* [Materials provided]
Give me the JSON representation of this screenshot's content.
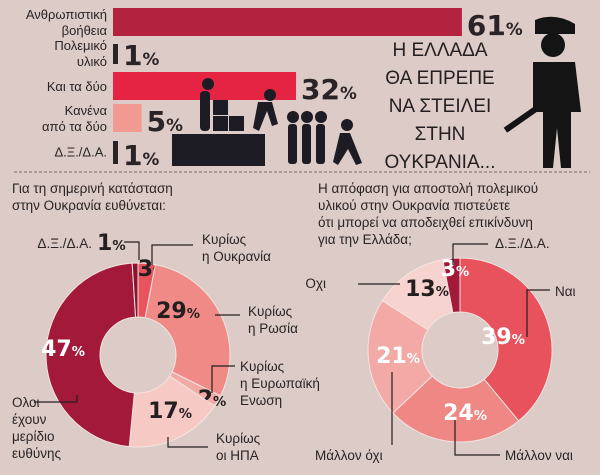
{
  "headline": [
    "Η ΕΛΛΑΔΑ",
    "ΘΑ ΕΠΡΕΠΕ",
    "ΝΑ ΣΤΕΙΛΕΙ",
    "ΣΤΗΝ",
    "ΟΥΚΡΑΝΙΑ..."
  ],
  "chart_data": [
    {
      "type": "bar",
      "orientation": "horizontal",
      "categories": [
        [
          "Ανθρωπιστική",
          "βοήθεια"
        ],
        [
          "Πολεμικό",
          "υλικό"
        ],
        [
          "Και τα δύο"
        ],
        [
          "Κανένα",
          "από τα δύο"
        ],
        [
          "Δ.Ξ./Δ.Α."
        ]
      ],
      "values": [
        61,
        1,
        32,
        5,
        1
      ],
      "value_labels": [
        "61",
        "1",
        "32",
        "5",
        "1"
      ],
      "unit": "%",
      "colors": [
        "#b3223f",
        "#2a2426",
        "#e52443",
        "#f09a92",
        "#2a2426"
      ]
    },
    {
      "type": "pie",
      "donut": true,
      "title": [
        "Για τη σημερινή κατάσταση",
        "στην Ουκρανία ευθύνεται:"
      ],
      "slices": [
        {
          "label": [
            "Κυρίως",
            "η Ουκρανία"
          ],
          "value": 3,
          "color": "#e8545e",
          "text": "dark"
        },
        {
          "label": [
            "Κυρίως",
            "η Ρωσία"
          ],
          "value": 29,
          "color": "#ef8a86",
          "text": "dark"
        },
        {
          "label": [
            "Κυρίως",
            "η Ευρωπαϊκή",
            "Ενωση"
          ],
          "value": 2,
          "color": "#f1aaa5",
          "text": "dark"
        },
        {
          "label": [
            "Κυρίως",
            "οι ΗΠΑ"
          ],
          "value": 17,
          "color": "#f6c9c4",
          "text": "dark"
        },
        {
          "label": [
            "Ολοι",
            "έχουν",
            "μερίδιο",
            "ευθύνης"
          ],
          "value": 47,
          "color": "#a3193a",
          "text": "light"
        },
        {
          "label": [
            "Δ.Ξ./Δ.Α."
          ],
          "value": 1,
          "color": "#8a1430",
          "text": "dark"
        }
      ],
      "unit": "%"
    },
    {
      "type": "pie",
      "donut": true,
      "title": [
        "Η απόφαση για αποστολή πολεμικού",
        "υλικού στην Ουκρανία πιστεύετε",
        "ότι μπορεί να αποδειχθεί επικίνδυνη",
        "για την Ελλάδα;"
      ],
      "slices": [
        {
          "label": [
            "Ναι"
          ],
          "value": 39,
          "color": "#e8525c",
          "text": "light"
        },
        {
          "label": [
            "Μάλλον ναι"
          ],
          "value": 24,
          "color": "#ef8784",
          "text": "light"
        },
        {
          "label": [
            "Μάλλον όχι"
          ],
          "value": 21,
          "color": "#f3aaa6",
          "text": "light"
        },
        {
          "label": [
            "Οχι"
          ],
          "value": 13,
          "color": "#f7d3cf",
          "text": "dark"
        },
        {
          "label": [
            "Δ.Ξ./Δ.Α."
          ],
          "value": 3,
          "color": "#a3193a",
          "text": "light"
        }
      ],
      "unit": "%"
    }
  ]
}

* [Exercise prompt]
Reproduce every line above as written, skipping pictures.

* [Result below]
Give me the JSON representation of this screenshot's content.
{
  "headline": [
    "Η ΕΛΛΑΔΑ",
    "ΘΑ ΕΠΡΕΠΕ",
    "ΝΑ ΣΤΕΙΛΕΙ",
    "ΣΤΗΝ",
    "ΟΥΚΡΑΝΙΑ..."
  ],
  "chart_data": [
    {
      "type": "bar",
      "orientation": "horizontal",
      "categories": [
        [
          "Ανθρωπιστική",
          "βοήθεια"
        ],
        [
          "Πολεμικό",
          "υλικό"
        ],
        [
          "Και τα δύο"
        ],
        [
          "Κανένα",
          "από τα δύο"
        ],
        [
          "Δ.Ξ./Δ.Α."
        ]
      ],
      "values": [
        61,
        1,
        32,
        5,
        1
      ],
      "value_labels": [
        "61",
        "1",
        "32",
        "5",
        "1"
      ],
      "unit": "%",
      "colors": [
        "#b3223f",
        "#2a2426",
        "#e52443",
        "#f09a92",
        "#2a2426"
      ]
    },
    {
      "type": "pie",
      "donut": true,
      "title": [
        "Για τη σημερινή κατάσταση",
        "στην Ουκρανία ευθύνεται:"
      ],
      "slices": [
        {
          "label": [
            "Κυρίως",
            "η Ουκρανία"
          ],
          "value": 3,
          "color": "#e8545e",
          "text": "dark"
        },
        {
          "label": [
            "Κυρίως",
            "η Ρωσία"
          ],
          "value": 29,
          "color": "#ef8a86",
          "text": "dark"
        },
        {
          "label": [
            "Κυρίως",
            "η Ευρωπαϊκή",
            "Ενωση"
          ],
          "value": 2,
          "color": "#f1aaa5",
          "text": "dark"
        },
        {
          "label": [
            "Κυρίως",
            "οι ΗΠΑ"
          ],
          "value": 17,
          "color": "#f6c9c4",
          "text": "dark"
        },
        {
          "label": [
            "Ολοι",
            "έχουν",
            "μερίδιο",
            "ευθύνης"
          ],
          "value": 47,
          "color": "#a3193a",
          "text": "light"
        },
        {
          "label": [
            "Δ.Ξ./Δ.Α."
          ],
          "value": 1,
          "color": "#8a1430",
          "text": "dark"
        }
      ],
      "unit": "%"
    },
    {
      "type": "pie",
      "donut": true,
      "title": [
        "Η απόφαση για αποστολή πολεμικού",
        "υλικού στην Ουκρανία πιστεύετε",
        "ότι μπορεί να αποδειχθεί επικίνδυνη",
        "για την Ελλάδα;"
      ],
      "slices": [
        {
          "label": [
            "Ναι"
          ],
          "value": 39,
          "color": "#e8525c",
          "text": "light"
        },
        {
          "label": [
            "Μάλλον ναι"
          ],
          "value": 24,
          "color": "#ef8784",
          "text": "light"
        },
        {
          "label": [
            "Μάλλον όχι"
          ],
          "value": 21,
          "color": "#f3aaa6",
          "text": "light"
        },
        {
          "label": [
            "Οχι"
          ],
          "value": 13,
          "color": "#f7d3cf",
          "text": "dark"
        },
        {
          "label": [
            "Δ.Ξ./Δ.Α."
          ],
          "value": 3,
          "color": "#a3193a",
          "text": "light"
        }
      ],
      "unit": "%"
    }
  ]
}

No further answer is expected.